[Some records]
────────────────
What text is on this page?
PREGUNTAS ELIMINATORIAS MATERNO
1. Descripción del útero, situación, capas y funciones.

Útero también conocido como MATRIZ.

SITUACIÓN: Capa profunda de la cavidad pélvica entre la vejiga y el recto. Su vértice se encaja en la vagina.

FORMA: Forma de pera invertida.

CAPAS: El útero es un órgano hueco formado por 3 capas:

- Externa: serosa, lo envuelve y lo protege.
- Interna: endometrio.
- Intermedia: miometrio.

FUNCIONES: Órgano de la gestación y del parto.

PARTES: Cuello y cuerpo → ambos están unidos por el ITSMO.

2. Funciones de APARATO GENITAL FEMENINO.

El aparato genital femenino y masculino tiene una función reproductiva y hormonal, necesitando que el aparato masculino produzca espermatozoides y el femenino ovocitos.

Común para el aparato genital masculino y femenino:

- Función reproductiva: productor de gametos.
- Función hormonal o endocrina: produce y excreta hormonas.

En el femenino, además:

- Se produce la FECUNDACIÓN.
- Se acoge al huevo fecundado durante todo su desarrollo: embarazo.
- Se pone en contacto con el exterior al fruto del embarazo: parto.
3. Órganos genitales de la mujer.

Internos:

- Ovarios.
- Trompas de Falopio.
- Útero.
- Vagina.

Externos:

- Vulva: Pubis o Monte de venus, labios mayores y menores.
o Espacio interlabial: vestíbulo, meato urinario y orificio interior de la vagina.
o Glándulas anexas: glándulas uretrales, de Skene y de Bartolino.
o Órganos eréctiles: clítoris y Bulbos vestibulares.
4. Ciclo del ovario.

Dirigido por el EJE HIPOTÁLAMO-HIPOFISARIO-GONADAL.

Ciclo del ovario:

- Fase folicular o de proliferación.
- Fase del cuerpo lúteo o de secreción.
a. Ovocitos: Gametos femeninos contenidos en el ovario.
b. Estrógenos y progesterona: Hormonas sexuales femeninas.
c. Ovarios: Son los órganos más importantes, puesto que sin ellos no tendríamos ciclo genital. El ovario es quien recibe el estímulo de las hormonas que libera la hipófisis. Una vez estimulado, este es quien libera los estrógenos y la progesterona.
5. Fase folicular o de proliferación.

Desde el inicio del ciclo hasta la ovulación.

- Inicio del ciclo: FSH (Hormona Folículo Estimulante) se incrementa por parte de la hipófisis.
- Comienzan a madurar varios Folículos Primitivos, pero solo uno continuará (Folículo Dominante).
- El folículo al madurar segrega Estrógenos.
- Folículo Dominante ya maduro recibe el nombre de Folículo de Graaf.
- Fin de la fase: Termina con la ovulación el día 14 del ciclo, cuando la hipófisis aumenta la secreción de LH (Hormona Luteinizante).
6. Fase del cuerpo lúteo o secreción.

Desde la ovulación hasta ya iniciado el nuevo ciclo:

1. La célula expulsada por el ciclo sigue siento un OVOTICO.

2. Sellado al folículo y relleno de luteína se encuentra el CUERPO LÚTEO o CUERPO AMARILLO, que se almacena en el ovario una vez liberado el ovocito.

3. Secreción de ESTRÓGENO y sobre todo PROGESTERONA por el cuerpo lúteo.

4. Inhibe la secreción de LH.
────────────────
## [YOUR OBJECTIVE]
Identify the lines above that contain the word "Dominante", then copy them.

## [SOLUTION FOR THIS PROBLEM]
- Comienzan a madurar varios Folículos Primitivos, pero solo uno continuará (Folículo Dominante).
- Folículo Dominante ya maduro recibe el nombre de Folículo de Graaf.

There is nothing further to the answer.